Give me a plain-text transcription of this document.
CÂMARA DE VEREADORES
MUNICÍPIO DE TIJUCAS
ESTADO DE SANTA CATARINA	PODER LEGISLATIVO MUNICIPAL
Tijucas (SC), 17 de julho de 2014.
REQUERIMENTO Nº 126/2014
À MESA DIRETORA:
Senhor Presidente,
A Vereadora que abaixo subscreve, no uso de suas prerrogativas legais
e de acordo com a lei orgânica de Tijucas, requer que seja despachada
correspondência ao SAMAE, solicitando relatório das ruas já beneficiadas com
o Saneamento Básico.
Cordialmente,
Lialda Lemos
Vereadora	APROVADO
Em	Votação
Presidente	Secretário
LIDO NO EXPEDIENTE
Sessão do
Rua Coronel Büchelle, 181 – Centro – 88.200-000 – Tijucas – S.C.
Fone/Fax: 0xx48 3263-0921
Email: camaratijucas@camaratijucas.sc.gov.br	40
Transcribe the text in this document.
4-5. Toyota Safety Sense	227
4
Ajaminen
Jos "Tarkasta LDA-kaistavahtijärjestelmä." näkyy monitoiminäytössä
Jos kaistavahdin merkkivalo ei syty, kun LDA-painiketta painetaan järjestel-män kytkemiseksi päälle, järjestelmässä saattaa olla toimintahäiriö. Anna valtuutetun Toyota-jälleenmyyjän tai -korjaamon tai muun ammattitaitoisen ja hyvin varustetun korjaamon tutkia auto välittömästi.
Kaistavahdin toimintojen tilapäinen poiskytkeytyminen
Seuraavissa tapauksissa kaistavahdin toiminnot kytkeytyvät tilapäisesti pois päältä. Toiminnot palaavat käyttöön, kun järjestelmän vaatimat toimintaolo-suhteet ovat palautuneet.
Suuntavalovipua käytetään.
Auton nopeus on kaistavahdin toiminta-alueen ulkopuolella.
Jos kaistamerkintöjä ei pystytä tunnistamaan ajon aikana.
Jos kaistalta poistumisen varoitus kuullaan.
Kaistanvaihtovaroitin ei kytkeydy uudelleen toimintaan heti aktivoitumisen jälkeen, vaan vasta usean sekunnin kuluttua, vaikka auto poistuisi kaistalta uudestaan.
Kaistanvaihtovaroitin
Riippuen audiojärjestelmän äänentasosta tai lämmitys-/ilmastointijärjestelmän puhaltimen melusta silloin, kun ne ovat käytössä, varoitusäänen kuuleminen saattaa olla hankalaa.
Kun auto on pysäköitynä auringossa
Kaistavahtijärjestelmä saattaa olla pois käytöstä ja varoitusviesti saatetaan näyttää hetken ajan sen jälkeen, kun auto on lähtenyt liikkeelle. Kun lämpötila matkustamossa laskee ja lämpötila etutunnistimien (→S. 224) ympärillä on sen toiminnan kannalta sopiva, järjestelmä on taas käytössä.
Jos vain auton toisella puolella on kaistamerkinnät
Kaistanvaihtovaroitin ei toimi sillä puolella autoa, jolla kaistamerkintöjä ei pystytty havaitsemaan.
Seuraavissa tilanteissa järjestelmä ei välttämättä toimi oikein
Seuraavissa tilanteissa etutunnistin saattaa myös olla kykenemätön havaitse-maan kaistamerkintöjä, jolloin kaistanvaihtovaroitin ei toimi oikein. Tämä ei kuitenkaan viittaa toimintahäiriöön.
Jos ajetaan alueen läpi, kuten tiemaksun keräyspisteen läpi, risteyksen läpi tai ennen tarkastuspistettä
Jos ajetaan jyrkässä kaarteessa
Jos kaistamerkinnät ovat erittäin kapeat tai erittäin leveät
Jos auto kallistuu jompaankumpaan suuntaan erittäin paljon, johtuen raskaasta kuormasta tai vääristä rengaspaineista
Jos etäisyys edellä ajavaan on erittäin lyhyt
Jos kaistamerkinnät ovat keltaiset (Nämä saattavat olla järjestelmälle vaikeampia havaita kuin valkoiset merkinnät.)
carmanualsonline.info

###

> Short task
Return all lines containing "text".

> Exercise response
Give me a plain-text transcription of this document.
Transcribe the text in this document.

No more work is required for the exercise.